Figure collection entries

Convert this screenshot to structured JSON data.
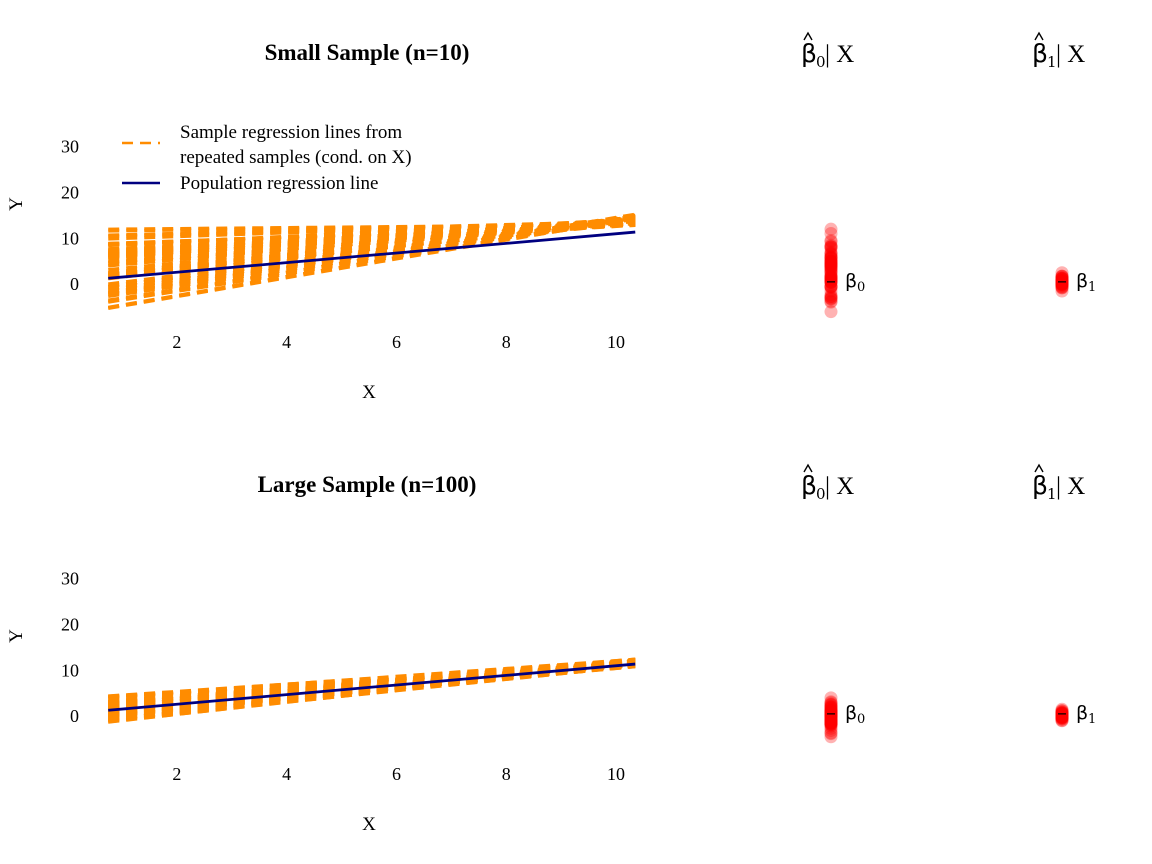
{
  "colors": {
    "sample_lines": "#FF8C00",
    "population_line": "#000080",
    "estimate_points": "#FF0000"
  },
  "chart_data": [
    {
      "type": "line",
      "title": "Small Sample (n=10)",
      "xlabel": "X",
      "ylabel": "Y",
      "xlim": [
        0.6,
        10.4
      ],
      "ylim": [
        -10,
        38
      ],
      "xticks": [
        2,
        4,
        6,
        8,
        10
      ],
      "yticks": [
        0,
        10,
        20,
        30
      ],
      "grid": false,
      "legend": {
        "placement": "top-left",
        "entries": [
          {
            "label_line1": "Sample regression lines from",
            "label_line2": "repeated samples (cond. on X)",
            "style": "dashed",
            "color": "#FF8C00"
          },
          {
            "label_line1": "Population regression line",
            "style": "solid",
            "color": "#000080"
          }
        ]
      },
      "sample_size": 10,
      "population_line": {
        "intercept": 0.5,
        "slope": 1.05
      },
      "sample_x_points": [
        0.75,
        1.15,
        1.55,
        1.95,
        2.35,
        2.75,
        3.15,
        3.55,
        4.0,
        4.45,
        4.85,
        5.25,
        5.65,
        6.05,
        6.45,
        6.85,
        7.25,
        7.65,
        8.05,
        8.5,
        8.9,
        9.3,
        9.7,
        10.1
      ],
      "sample_lines": {
        "count": 60,
        "intercept_range": [
          -7,
          12
        ],
        "slope_range": [
          0.1,
          2.1
        ]
      }
    },
    {
      "type": "line",
      "title": "Large Sample (n=100)",
      "xlabel": "X",
      "ylabel": "Y",
      "xlim": [
        0.6,
        10.4
      ],
      "ylim": [
        -10,
        38
      ],
      "xticks": [
        2,
        4,
        6,
        8,
        10
      ],
      "yticks": [
        0,
        10,
        20,
        30
      ],
      "grid": false,
      "sample_size": 100,
      "population_line": {
        "intercept": 0.5,
        "slope": 1.05
      },
      "sample_x_points": [
        0.75,
        1.15,
        1.55,
        1.95,
        2.35,
        2.75,
        3.15,
        3.55,
        4.0,
        4.45,
        4.85,
        5.25,
        5.65,
        6.05,
        6.45,
        6.85,
        7.25,
        7.65,
        8.05,
        8.5,
        8.9,
        9.3,
        9.7,
        10.1
      ],
      "sample_lines": {
        "count": 60,
        "intercept_range": [
          -2.5,
          4
        ],
        "slope_range": [
          0.75,
          1.35
        ]
      }
    },
    {
      "type": "scatter",
      "title_symbol": "β",
      "title_sub": "0",
      "title_suffix": " | X",
      "ylim": [
        -10,
        38
      ],
      "center_label": "β",
      "center_sub": "0",
      "center_value": 0.5,
      "estimates_range": [
        -6,
        12
      ],
      "panel": "small"
    },
    {
      "type": "scatter",
      "title_symbol": "β",
      "title_sub": "1",
      "title_suffix": " | X",
      "ylim": [
        -10,
        38
      ],
      "center_label": "β",
      "center_sub": "1",
      "center_value": 0.5,
      "estimates_range": [
        -1.5,
        2.5
      ],
      "panel": "small"
    },
    {
      "type": "scatter",
      "title_symbol": "β",
      "title_sub": "0",
      "title_suffix": " | X",
      "ylim": [
        -10,
        38
      ],
      "center_label": "β",
      "center_sub": "0",
      "center_value": 0.5,
      "estimates_range": [
        -4.5,
        4
      ],
      "panel": "large"
    },
    {
      "type": "scatter",
      "title_symbol": "β",
      "title_sub": "1",
      "title_suffix": " | X",
      "ylim": [
        -10,
        38
      ],
      "center_label": "β",
      "center_sub": "1",
      "center_value": 0.5,
      "estimates_range": [
        -1,
        1.5
      ],
      "panel": "large"
    }
  ]
}
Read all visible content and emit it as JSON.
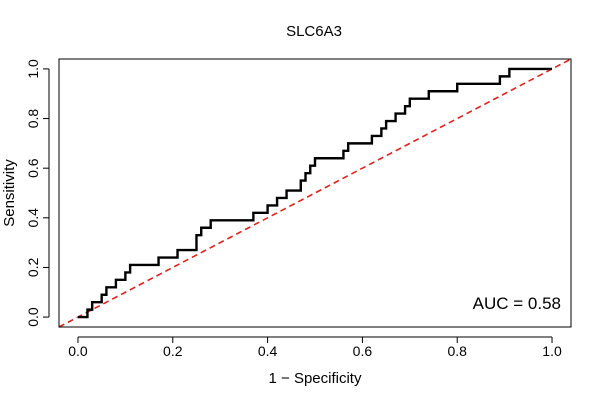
{
  "chart_data": {
    "type": "line",
    "title": "SLC6A3",
    "xlabel": "1 − Specificity",
    "ylabel": "Sensitivity",
    "xlim": [
      -0.04,
      1.04
    ],
    "ylim": [
      -0.04,
      1.04
    ],
    "xticks": [
      0.0,
      0.2,
      0.4,
      0.6,
      0.8,
      1.0
    ],
    "xtick_labels": [
      "0.0",
      "0.2",
      "0.4",
      "0.6",
      "0.8",
      "1.0"
    ],
    "yticks": [
      0.0,
      0.2,
      0.4,
      0.6,
      0.8,
      1.0
    ],
    "ytick_labels": [
      "0.0",
      "0.2",
      "0.4",
      "0.6",
      "0.8",
      "1.0"
    ],
    "grid": false,
    "series": [
      {
        "role": "roc-curve",
        "color": "#000000",
        "style": "solid",
        "points": [
          [
            0.0,
            0.0
          ],
          [
            0.02,
            0.0
          ],
          [
            0.02,
            0.03
          ],
          [
            0.03,
            0.03
          ],
          [
            0.03,
            0.06
          ],
          [
            0.05,
            0.06
          ],
          [
            0.05,
            0.09
          ],
          [
            0.06,
            0.09
          ],
          [
            0.06,
            0.12
          ],
          [
            0.08,
            0.12
          ],
          [
            0.08,
            0.15
          ],
          [
            0.1,
            0.15
          ],
          [
            0.1,
            0.18
          ],
          [
            0.11,
            0.18
          ],
          [
            0.11,
            0.21
          ],
          [
            0.17,
            0.21
          ],
          [
            0.17,
            0.24
          ],
          [
            0.21,
            0.24
          ],
          [
            0.21,
            0.27
          ],
          [
            0.25,
            0.27
          ],
          [
            0.25,
            0.33
          ],
          [
            0.26,
            0.33
          ],
          [
            0.26,
            0.36
          ],
          [
            0.28,
            0.36
          ],
          [
            0.28,
            0.39
          ],
          [
            0.37,
            0.39
          ],
          [
            0.37,
            0.42
          ],
          [
            0.4,
            0.42
          ],
          [
            0.4,
            0.45
          ],
          [
            0.42,
            0.45
          ],
          [
            0.42,
            0.48
          ],
          [
            0.44,
            0.48
          ],
          [
            0.44,
            0.51
          ],
          [
            0.47,
            0.51
          ],
          [
            0.47,
            0.55
          ],
          [
            0.48,
            0.55
          ],
          [
            0.48,
            0.58
          ],
          [
            0.49,
            0.58
          ],
          [
            0.49,
            0.61
          ],
          [
            0.5,
            0.61
          ],
          [
            0.5,
            0.64
          ],
          [
            0.56,
            0.64
          ],
          [
            0.56,
            0.67
          ],
          [
            0.57,
            0.67
          ],
          [
            0.57,
            0.7
          ],
          [
            0.62,
            0.7
          ],
          [
            0.62,
            0.73
          ],
          [
            0.64,
            0.73
          ],
          [
            0.64,
            0.76
          ],
          [
            0.65,
            0.76
          ],
          [
            0.65,
            0.79
          ],
          [
            0.67,
            0.79
          ],
          [
            0.67,
            0.82
          ],
          [
            0.69,
            0.82
          ],
          [
            0.69,
            0.85
          ],
          [
            0.7,
            0.85
          ],
          [
            0.7,
            0.88
          ],
          [
            0.74,
            0.88
          ],
          [
            0.74,
            0.91
          ],
          [
            0.8,
            0.91
          ],
          [
            0.8,
            0.94
          ],
          [
            0.89,
            0.94
          ],
          [
            0.89,
            0.97
          ],
          [
            0.91,
            0.97
          ],
          [
            0.91,
            1.0
          ],
          [
            1.0,
            1.0
          ]
        ]
      },
      {
        "role": "diagonal-reference",
        "color": "#e8201a",
        "style": "dashed",
        "points": [
          [
            -0.04,
            -0.04
          ],
          [
            1.04,
            1.04
          ]
        ]
      }
    ],
    "annotations": [
      {
        "text": "AUC = 0.58",
        "position": "bottom-right"
      }
    ]
  }
}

* **AIM**
Your copy should match the entries exactly, minus the pictures.

* **SOLUTION**
Convert this screenshot to structured JSON data.
{
  "colors": {
    "sample_lines": "#FF8C00",
    "population_line": "#000080",
    "estimate_points": "#FF0000"
  },
  "chart_data": [
    {
      "type": "line",
      "title": "Small Sample (n=10)",
      "xlabel": "X",
      "ylabel": "Y",
      "xlim": [
        0.6,
        10.4
      ],
      "ylim": [
        -10,
        38
      ],
      "xticks": [
        2,
        4,
        6,
        8,
        10
      ],
      "yticks": [
        0,
        10,
        20,
        30
      ],
      "grid": false,
      "legend": {
        "placement": "top-left",
        "entries": [
          {
            "label_line1": "Sample regression lines from",
            "label_line2": "repeated samples (cond. on X)",
            "style": "dashed",
            "color": "#FF8C00"
          },
          {
            "label_line1": "Population regression line",
            "style": "solid",
            "color": "#000080"
          }
        ]
      },
      "sample_size": 10,
      "population_line": {
        "intercept": 0.5,
        "slope": 1.05
      },
      "sample_x_points": [
        0.75,
        1.15,
        1.55,
        1.95,
        2.35,
        2.75,
        3.15,
        3.55,
        4.0,
        4.45,
        4.85,
        5.25,
        5.65,
        6.05,
        6.45,
        6.85,
        7.25,
        7.65,
        8.05,
        8.5,
        8.9,
        9.3,
        9.7,
        10.1
      ],
      "sample_lines": {
        "count": 60,
        "intercept_range": [
          -7,
          12
        ],
        "slope_range": [
          0.1,
          2.1
        ]
      }
    },
    {
      "type": "line",
      "title": "Large Sample (n=100)",
      "xlabel": "X",
      "ylabel": "Y",
      "xlim": [
        0.6,
        10.4
      ],
      "ylim": [
        -10,
        38
      ],
      "xticks": [
        2,
        4,
        6,
        8,
        10
      ],
      "yticks": [
        0,
        10,
        20,
        30
      ],
      "grid": false,
      "sample_size": 100,
      "population_line": {
        "intercept": 0.5,
        "slope": 1.05
      },
      "sample_x_points": [
        0.75,
        1.15,
        1.55,
        1.95,
        2.35,
        2.75,
        3.15,
        3.55,
        4.0,
        4.45,
        4.85,
        5.25,
        5.65,
        6.05,
        6.45,
        6.85,
        7.25,
        7.65,
        8.05,
        8.5,
        8.9,
        9.3,
        9.7,
        10.1
      ],
      "sample_lines": {
        "count": 60,
        "intercept_range": [
          -2.5,
          4
        ],
        "slope_range": [
          0.75,
          1.35
        ]
      }
    },
    {
      "type": "scatter",
      "title_symbol": "β",
      "title_sub": "0",
      "title_suffix": " | X",
      "ylim": [
        -10,
        38
      ],
      "center_label": "β",
      "center_sub": "0",
      "center_value": 0.5,
      "estimates_range": [
        -6,
        12
      ],
      "panel": "small"
    },
    {
      "type": "scatter",
      "title_symbol": "β",
      "title_sub": "1",
      "title_suffix": " | X",
      "ylim": [
        -10,
        38
      ],
      "center_label": "β",
      "center_sub": "1",
      "center_value": 0.5,
      "estimates_range": [
        -1.5,
        2.5
      ],
      "panel": "small"
    },
    {
      "type": "scatter",
      "title_symbol": "β",
      "title_sub": "0",
      "title_suffix": " | X",
      "ylim": [
        -10,
        38
      ],
      "center_label": "β",
      "center_sub": "0",
      "center_value": 0.5,
      "estimates_range": [
        -4.5,
        4
      ],
      "panel": "large"
    },
    {
      "type": "scatter",
      "title_symbol": "β",
      "title_sub": "1",
      "title_suffix": " | X",
      "ylim": [
        -10,
        38
      ],
      "center_label": "β",
      "center_sub": "1",
      "center_value": 0.5,
      "estimates_range": [
        -1,
        1.5
      ],
      "panel": "large"
    }
  ]
}
Read all visible content and emit it as JSON.
{
  "chart_data": {
    "type": "line",
    "title": "SLC6A3",
    "xlabel": "1 − Specificity",
    "ylabel": "Sensitivity",
    "xlim": [
      -0.04,
      1.04
    ],
    "ylim": [
      -0.04,
      1.04
    ],
    "xticks": [
      0.0,
      0.2,
      0.4,
      0.6,
      0.8,
      1.0
    ],
    "xtick_labels": [
      "0.0",
      "0.2",
      "0.4",
      "0.6",
      "0.8",
      "1.0"
    ],
    "yticks": [
      0.0,
      0.2,
      0.4,
      0.6,
      0.8,
      1.0
    ],
    "ytick_labels": [
      "0.0",
      "0.2",
      "0.4",
      "0.6",
      "0.8",
      "1.0"
    ],
    "grid": false,
    "series": [
      {
        "role": "roc-curve",
        "color": "#000000",
        "style": "solid",
        "points": [
          [
            0.0,
            0.0
          ],
          [
            0.02,
            0.0
          ],
          [
            0.02,
            0.03
          ],
          [
            0.03,
            0.03
          ],
          [
            0.03,
            0.06
          ],
          [
            0.05,
            0.06
          ],
          [
            0.05,
            0.09
          ],
          [
            0.06,
            0.09
          ],
          [
            0.06,
            0.12
          ],
          [
            0.08,
            0.12
          ],
          [
            0.08,
            0.15
          ],
          [
            0.1,
            0.15
          ],
          [
            0.1,
            0.18
          ],
          [
            0.11,
            0.18
          ],
          [
            0.11,
            0.21
          ],
          [
            0.17,
            0.21
          ],
          [
            0.17,
            0.24
          ],
          [
            0.21,
            0.24
          ],
          [
            0.21,
            0.27
          ],
          [
            0.25,
            0.27
          ],
          [
            0.25,
            0.33
          ],
          [
            0.26,
            0.33
          ],
          [
            0.26,
            0.36
          ],
          [
            0.28,
            0.36
          ],
          [
            0.28,
            0.39
          ],
          [
            0.37,
            0.39
          ],
          [
            0.37,
            0.42
          ],
          [
            0.4,
            0.42
          ],
          [
            0.4,
            0.45
          ],
          [
            0.42,
            0.45
          ],
          [
            0.42,
            0.48
          ],
          [
            0.44,
            0.48
          ],
          [
            0.44,
            0.51
          ],
          [
            0.47,
            0.51
          ],
          [
            0.47,
            0.55
          ],
          [
            0.48,
            0.55
          ],
          [
            0.48,
            0.58
          ],
          [
            0.49,
            0.58
          ],
          [
            0.49,
            0.61
          ],
          [
            0.5,
            0.61
          ],
          [
            0.5,
            0.64
          ],
          [
            0.56,
            0.64
          ],
          [
            0.56,
            0.67
          ],
          [
            0.57,
            0.67
          ],
          [
            0.57,
            0.7
          ],
          [
            0.62,
            0.7
          ],
          [
            0.62,
            0.73
          ],
          [
            0.64,
            0.73
          ],
          [
            0.64,
            0.76
          ],
          [
            0.65,
            0.76
          ],
          [
            0.65,
            0.79
          ],
          [
            0.67,
            0.79
          ],
          [
            0.67,
            0.82
          ],
          [
            0.69,
            0.82
          ],
          [
            0.69,
            0.85
          ],
          [
            0.7,
            0.85
          ],
          [
            0.7,
            0.88
          ],
          [
            0.74,
            0.88
          ],
          [
            0.74,
            0.91
          ],
          [
            0.8,
            0.91
          ],
          [
            0.8,
            0.94
          ],
          [
            0.89,
            0.94
          ],
          [
            0.89,
            0.97
          ],
          [
            0.91,
            0.97
          ],
          [
            0.91,
            1.0
          ],
          [
            1.0,
            1.0
          ]
        ]
      },
      {
        "role": "diagonal-reference",
        "color": "#e8201a",
        "style": "dashed",
        "points": [
          [
            -0.04,
            -0.04
          ],
          [
            1.04,
            1.04
          ]
        ]
      }
    ],
    "annotations": [
      {
        "text": "AUC = 0.58",
        "position": "bottom-right"
      }
    ]
  }
}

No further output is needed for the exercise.